Stored data:
* begin *

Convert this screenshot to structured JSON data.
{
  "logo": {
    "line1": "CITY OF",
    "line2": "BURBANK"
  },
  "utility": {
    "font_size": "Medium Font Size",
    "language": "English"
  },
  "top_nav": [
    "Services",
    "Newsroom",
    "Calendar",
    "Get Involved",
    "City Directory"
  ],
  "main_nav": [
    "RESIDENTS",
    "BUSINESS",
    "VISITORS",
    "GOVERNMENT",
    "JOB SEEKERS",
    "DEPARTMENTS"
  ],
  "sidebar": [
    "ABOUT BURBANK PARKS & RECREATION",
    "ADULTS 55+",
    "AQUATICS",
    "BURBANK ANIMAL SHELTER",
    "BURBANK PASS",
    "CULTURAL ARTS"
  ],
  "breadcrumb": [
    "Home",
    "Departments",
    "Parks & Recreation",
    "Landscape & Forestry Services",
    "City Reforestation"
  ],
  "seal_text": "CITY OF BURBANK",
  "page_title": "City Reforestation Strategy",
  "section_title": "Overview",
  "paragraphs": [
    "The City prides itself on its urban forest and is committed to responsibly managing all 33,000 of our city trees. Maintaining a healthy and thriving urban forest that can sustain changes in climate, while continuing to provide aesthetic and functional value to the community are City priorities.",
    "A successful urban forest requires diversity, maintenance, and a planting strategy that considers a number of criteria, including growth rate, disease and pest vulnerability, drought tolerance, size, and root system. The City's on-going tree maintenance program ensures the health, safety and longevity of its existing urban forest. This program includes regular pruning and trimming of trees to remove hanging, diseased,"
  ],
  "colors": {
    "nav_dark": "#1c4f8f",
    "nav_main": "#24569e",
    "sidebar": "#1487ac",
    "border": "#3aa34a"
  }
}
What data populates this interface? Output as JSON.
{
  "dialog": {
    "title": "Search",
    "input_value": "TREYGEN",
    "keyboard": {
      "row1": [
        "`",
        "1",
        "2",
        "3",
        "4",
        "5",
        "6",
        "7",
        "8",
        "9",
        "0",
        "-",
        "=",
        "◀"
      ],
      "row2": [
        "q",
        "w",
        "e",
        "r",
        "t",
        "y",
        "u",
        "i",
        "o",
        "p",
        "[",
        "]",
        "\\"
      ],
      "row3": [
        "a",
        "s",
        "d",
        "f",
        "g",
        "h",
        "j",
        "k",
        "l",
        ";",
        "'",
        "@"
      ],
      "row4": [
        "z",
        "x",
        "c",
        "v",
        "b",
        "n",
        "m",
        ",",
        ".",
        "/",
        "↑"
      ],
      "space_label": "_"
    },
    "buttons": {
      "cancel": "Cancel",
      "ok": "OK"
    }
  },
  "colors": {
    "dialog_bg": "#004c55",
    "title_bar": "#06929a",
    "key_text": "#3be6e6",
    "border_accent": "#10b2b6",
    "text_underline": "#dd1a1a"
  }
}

* end *
* begin *

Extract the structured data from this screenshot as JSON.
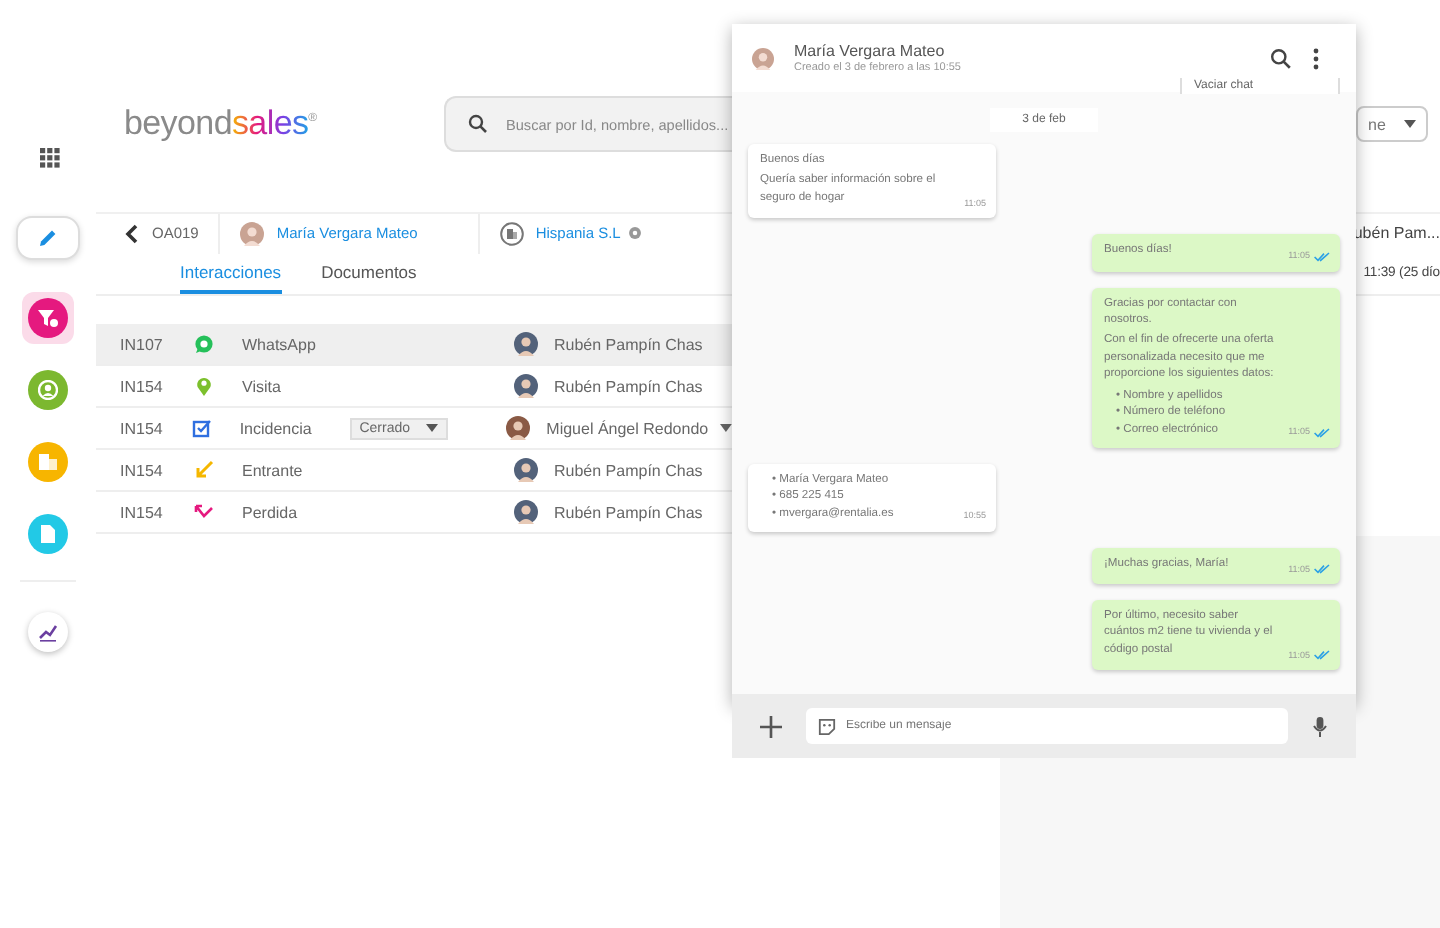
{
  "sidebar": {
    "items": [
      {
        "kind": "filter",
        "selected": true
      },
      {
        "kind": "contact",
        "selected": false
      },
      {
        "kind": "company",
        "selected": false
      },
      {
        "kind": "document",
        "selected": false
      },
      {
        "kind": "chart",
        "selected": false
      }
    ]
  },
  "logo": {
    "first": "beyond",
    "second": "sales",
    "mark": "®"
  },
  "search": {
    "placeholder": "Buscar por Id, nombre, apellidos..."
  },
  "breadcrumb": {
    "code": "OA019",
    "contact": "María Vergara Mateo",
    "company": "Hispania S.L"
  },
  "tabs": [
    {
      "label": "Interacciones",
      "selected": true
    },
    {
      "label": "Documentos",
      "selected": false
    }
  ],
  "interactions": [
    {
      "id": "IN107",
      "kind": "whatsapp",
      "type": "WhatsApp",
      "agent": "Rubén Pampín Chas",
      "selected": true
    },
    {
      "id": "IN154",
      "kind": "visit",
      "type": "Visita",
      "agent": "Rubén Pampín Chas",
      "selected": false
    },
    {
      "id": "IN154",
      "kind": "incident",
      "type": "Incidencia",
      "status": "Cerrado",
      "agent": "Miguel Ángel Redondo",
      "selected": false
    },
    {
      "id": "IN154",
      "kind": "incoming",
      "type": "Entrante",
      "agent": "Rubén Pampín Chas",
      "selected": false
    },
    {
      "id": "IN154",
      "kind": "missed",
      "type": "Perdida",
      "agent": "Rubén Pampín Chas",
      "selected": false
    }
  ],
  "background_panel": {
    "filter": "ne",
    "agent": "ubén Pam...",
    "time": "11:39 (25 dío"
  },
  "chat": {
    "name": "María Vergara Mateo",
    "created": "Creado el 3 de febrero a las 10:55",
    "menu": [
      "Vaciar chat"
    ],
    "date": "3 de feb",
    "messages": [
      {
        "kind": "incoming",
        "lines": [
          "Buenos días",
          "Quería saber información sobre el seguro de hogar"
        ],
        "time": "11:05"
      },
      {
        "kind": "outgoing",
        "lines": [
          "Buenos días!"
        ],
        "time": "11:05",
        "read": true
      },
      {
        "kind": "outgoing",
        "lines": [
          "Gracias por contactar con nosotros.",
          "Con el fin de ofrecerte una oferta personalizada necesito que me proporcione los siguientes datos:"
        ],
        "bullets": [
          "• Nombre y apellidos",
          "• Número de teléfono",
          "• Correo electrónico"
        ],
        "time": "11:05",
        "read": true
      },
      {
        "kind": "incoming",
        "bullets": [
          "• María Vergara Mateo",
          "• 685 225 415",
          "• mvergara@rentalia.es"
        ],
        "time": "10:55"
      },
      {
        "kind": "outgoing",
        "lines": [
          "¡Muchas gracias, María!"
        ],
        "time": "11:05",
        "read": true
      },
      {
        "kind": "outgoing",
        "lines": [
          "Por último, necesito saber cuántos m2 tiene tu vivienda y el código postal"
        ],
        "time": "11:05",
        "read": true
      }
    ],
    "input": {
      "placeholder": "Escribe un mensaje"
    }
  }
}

* end *

Short exercise: Copy out every line from the material above in which the word "Services" appears.

The response:
    "Services",
    "Landscape & Forestry Services",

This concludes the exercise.